▶ _Requirements_:
Pull out every line with the word "image" from the entries below.

··· The data

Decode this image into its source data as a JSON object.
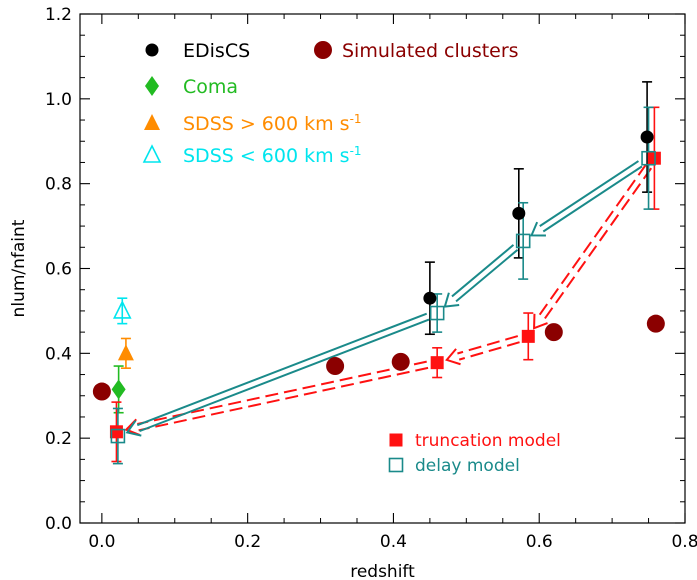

······
··· The data

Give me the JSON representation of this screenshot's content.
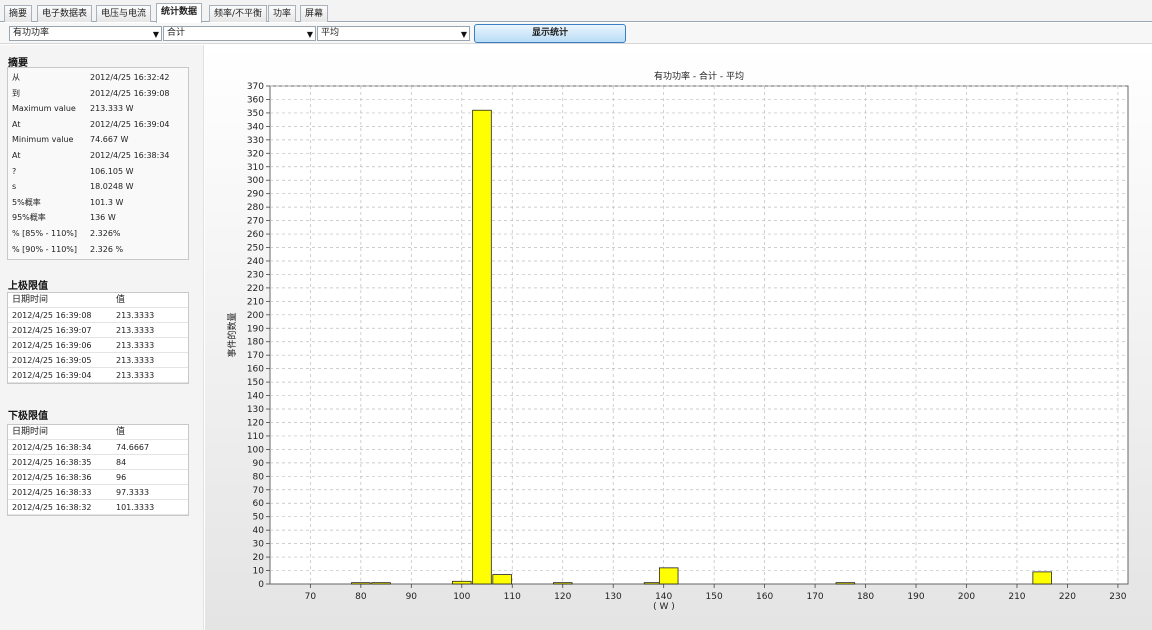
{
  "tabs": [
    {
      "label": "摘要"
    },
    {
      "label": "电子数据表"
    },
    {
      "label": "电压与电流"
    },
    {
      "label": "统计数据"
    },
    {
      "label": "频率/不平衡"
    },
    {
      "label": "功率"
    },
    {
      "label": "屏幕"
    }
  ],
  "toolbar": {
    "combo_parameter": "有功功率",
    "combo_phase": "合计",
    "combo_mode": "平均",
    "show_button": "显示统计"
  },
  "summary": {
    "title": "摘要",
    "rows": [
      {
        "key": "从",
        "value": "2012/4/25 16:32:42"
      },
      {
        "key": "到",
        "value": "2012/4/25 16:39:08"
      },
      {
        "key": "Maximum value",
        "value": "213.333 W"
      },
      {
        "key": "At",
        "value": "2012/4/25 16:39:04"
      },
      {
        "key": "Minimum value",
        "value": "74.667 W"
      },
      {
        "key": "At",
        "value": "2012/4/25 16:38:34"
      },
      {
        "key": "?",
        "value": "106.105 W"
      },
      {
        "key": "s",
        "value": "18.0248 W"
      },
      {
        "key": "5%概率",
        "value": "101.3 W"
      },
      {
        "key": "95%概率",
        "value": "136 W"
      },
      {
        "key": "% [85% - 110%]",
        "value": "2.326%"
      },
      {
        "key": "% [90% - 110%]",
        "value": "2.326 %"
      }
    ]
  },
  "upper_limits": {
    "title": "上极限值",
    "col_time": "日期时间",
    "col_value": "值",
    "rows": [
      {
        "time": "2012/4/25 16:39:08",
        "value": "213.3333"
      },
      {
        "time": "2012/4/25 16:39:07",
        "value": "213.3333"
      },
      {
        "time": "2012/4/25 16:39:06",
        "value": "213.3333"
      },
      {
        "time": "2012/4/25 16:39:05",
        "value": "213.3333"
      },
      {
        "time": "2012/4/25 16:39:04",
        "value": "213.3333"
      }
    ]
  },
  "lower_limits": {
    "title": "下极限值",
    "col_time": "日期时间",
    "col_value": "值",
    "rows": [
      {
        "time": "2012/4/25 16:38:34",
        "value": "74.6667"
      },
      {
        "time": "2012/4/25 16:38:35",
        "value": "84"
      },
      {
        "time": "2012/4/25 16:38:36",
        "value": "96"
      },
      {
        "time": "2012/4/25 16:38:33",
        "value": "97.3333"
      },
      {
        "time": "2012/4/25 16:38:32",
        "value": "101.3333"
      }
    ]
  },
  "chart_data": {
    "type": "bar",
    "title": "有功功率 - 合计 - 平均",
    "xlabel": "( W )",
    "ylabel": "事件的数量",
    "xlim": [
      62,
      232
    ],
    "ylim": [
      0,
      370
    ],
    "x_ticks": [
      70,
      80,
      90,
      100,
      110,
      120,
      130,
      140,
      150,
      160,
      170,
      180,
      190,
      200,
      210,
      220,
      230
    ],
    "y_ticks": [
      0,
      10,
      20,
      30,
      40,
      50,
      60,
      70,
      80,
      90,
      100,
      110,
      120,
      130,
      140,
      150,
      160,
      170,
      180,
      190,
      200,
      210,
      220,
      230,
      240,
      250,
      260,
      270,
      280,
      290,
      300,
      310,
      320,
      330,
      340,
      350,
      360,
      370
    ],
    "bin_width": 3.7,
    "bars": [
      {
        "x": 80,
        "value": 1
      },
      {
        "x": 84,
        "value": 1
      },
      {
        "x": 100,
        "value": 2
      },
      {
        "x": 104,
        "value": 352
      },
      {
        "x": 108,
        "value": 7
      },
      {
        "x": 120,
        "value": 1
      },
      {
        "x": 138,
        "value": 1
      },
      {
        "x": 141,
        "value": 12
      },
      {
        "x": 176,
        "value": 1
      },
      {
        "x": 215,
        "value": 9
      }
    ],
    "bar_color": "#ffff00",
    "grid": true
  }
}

······
··· The data

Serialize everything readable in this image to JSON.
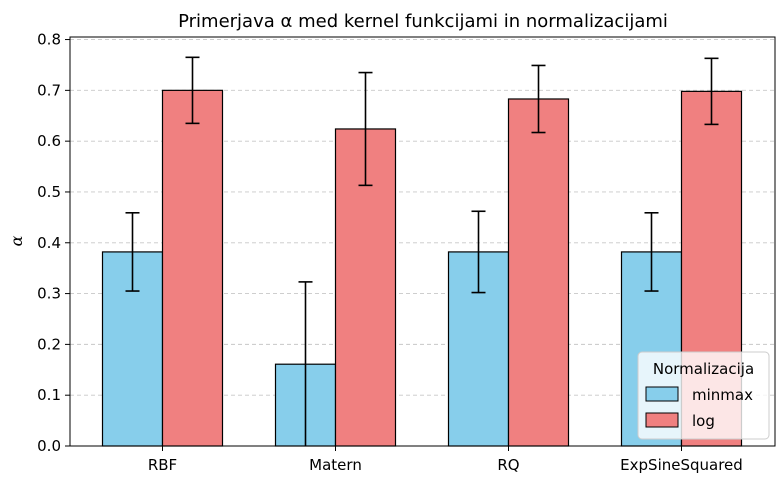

······

▶ _Result_:
Decode this image into its source data as a JSON object.
Serialize everything readable in this image to JSON.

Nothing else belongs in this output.